Testo in esame >>
++++

Christianisme sans l’être, ou de l’orthodoxie. Il silenzio degli angeli che canta l’esinanizione del figlio di Dio

Nel 1998 Olivier Mille e Jean-François Colosimo (che poi ne ha tratto un testo/diario dallo stesso titolo, edito anche in Italia presso i tipi di Jaca Book) hanno girato un affascinante docufilm sulla mistica ed il canto nel cristianesimo ortodosso: Le silence des anges. Terres et voix de l’orient orthodoxe.

Le silence des anges è un viaggio attraverso le musiche, i santuari, le liturgie, gli inni, ma soprattutto le voci e i canti del cristianesimo ortodosso (d’ora in avanti ortodossia). Partendo dalle lande di Kiji sul Mar Bianco e passando per Aleppo, Lalibela, il Cairo, Alessandria, Atene, Patmos, per quindi tornare in Russia, a Mosca, Mille ci mostra le meraviglie della spiritualità filocalica ortodossa (cioè di una spiritualità “amante della bellezza”).

++++

Cosa fare >>
(a) Secondo il testo sul cristianesimo ortodosso, in che anno è stato girato il docufilm?
(b) Nel testo sul cristianesimo ortodosso, scambia "docufilm" con "documentario" e riscrivi il passo tra "Christianisme sans l’être, ou" e "de l’orient orthodoxe.", estremi compresi.
(c) Continua il testo sul cristianesimo ortodosso dopo la sua ultima frase.

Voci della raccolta
++++

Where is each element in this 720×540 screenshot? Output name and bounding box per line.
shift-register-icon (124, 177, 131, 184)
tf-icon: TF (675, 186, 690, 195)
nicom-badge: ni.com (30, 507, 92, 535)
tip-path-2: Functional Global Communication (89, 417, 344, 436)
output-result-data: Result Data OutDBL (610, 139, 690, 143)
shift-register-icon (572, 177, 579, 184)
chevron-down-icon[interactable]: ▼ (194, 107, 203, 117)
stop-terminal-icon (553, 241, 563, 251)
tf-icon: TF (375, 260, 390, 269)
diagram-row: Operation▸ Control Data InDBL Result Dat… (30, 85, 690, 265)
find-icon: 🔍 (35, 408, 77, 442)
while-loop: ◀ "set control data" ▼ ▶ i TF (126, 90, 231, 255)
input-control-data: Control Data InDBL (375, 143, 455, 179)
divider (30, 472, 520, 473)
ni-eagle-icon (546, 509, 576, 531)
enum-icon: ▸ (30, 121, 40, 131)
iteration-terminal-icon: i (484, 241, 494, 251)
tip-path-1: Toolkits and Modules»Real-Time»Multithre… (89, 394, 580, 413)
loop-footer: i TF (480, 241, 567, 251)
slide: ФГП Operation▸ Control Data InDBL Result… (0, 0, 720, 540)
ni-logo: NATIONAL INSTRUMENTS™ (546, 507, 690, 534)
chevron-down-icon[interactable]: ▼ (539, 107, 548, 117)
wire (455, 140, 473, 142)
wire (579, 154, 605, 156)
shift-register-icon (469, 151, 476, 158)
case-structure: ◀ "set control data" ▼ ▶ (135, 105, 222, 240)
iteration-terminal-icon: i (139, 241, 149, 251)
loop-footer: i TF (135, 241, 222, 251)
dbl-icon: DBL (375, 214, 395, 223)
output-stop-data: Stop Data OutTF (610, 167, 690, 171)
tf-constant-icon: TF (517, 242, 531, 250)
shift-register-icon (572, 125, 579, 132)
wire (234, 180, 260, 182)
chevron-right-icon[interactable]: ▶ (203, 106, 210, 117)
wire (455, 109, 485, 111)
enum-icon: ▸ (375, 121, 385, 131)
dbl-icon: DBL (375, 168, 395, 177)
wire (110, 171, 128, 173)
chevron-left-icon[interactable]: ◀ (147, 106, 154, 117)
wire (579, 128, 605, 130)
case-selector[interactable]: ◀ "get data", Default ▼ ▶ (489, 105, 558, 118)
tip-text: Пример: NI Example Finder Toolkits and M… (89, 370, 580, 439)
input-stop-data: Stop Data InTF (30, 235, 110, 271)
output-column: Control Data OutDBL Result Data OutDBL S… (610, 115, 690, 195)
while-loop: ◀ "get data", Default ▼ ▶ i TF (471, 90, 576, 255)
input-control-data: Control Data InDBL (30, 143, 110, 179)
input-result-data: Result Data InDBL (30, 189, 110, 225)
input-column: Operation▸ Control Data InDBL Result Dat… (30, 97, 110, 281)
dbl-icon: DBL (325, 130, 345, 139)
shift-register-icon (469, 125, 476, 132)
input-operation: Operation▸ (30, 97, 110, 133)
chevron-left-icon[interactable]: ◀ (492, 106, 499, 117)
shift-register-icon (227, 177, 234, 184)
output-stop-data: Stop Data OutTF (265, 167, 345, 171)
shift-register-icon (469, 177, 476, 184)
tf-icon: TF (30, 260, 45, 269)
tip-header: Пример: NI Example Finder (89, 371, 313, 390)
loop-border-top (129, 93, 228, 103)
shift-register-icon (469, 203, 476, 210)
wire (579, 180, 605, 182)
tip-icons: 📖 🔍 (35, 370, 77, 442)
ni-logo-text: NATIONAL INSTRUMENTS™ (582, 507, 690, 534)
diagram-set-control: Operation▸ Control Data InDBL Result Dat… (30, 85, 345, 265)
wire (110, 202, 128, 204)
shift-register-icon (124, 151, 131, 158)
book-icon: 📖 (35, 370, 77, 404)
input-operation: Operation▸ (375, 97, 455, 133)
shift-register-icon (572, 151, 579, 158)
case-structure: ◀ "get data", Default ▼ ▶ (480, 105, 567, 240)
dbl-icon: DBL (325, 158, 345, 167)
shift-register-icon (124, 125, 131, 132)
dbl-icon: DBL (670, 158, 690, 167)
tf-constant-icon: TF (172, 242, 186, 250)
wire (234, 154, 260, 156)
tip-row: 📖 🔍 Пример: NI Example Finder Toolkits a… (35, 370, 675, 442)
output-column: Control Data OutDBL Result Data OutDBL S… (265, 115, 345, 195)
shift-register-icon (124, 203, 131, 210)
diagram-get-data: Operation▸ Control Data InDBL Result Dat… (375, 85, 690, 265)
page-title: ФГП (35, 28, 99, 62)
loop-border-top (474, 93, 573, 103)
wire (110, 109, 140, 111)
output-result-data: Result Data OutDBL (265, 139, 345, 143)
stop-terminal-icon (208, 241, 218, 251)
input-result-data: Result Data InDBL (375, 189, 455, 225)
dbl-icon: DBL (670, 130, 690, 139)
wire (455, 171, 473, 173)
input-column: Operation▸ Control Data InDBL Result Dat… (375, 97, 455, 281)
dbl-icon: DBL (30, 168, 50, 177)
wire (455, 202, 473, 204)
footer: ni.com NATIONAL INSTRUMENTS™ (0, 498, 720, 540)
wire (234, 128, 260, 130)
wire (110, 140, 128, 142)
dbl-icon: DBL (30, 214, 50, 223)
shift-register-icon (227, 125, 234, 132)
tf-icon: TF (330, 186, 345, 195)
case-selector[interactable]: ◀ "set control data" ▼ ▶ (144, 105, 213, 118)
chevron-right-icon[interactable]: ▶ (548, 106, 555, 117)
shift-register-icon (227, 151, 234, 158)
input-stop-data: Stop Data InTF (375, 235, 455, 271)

++++

Risposte >>
(a) Nel 1998.

(b)
Christianisme sans l’être, ou de l’orthodoxie. Il silenzio degli angeli che canta l’esinanizione del figlio di Dio

Nel 1998 Olivier Mille e Jean-François Colosimo (che poi ne ha tratto un testo/diario dallo stesso titolo, edito anche in Italia presso i tipi di Jaca Book) hanno girato un affascinante documentario sulla mistica ed il canto nel cristianesimo ortodosso: Le silence des anges. Terres et voix de l’orient orthodoxe.

(c)
Il film di Mille/Colosimo riesce a mostrare come il cristianesimo ortodosso sia un fenomeno ben più complesso di quello che l’aneddotica occidentale talvolta vuole lasciare intendere. Solitamente, al solo sentire pronunciare il termine ortodossia si pensa al segno della croce tracciato da destra a sinistra, alla liturgia lunga e particolare (della quale, però, ben poco si sa), al culto delle icone, ad una visione del cristianesimo che viene tacciata di essere tradizionalista, immobilista e conservatrice; soprattutto, il mito più pervicace è quello secondo il quale l’ortodossia sarebbe da sempre compromessa con il potere statale; questione di estrema complessità (a Bisanzio l’autorità sulla chiesa del basileus è stata periodicamente contestata dal clero ortodosso e da molti Padri della Chiesa), e che peraltro nasconde quella verità per la quale, quantomeno nella Russia moderna, tale propensione alla sudditanza al potere è stato fenomeno importato ed accentuato con l’ingresso dell’illuminismo/razionalismo occidentale.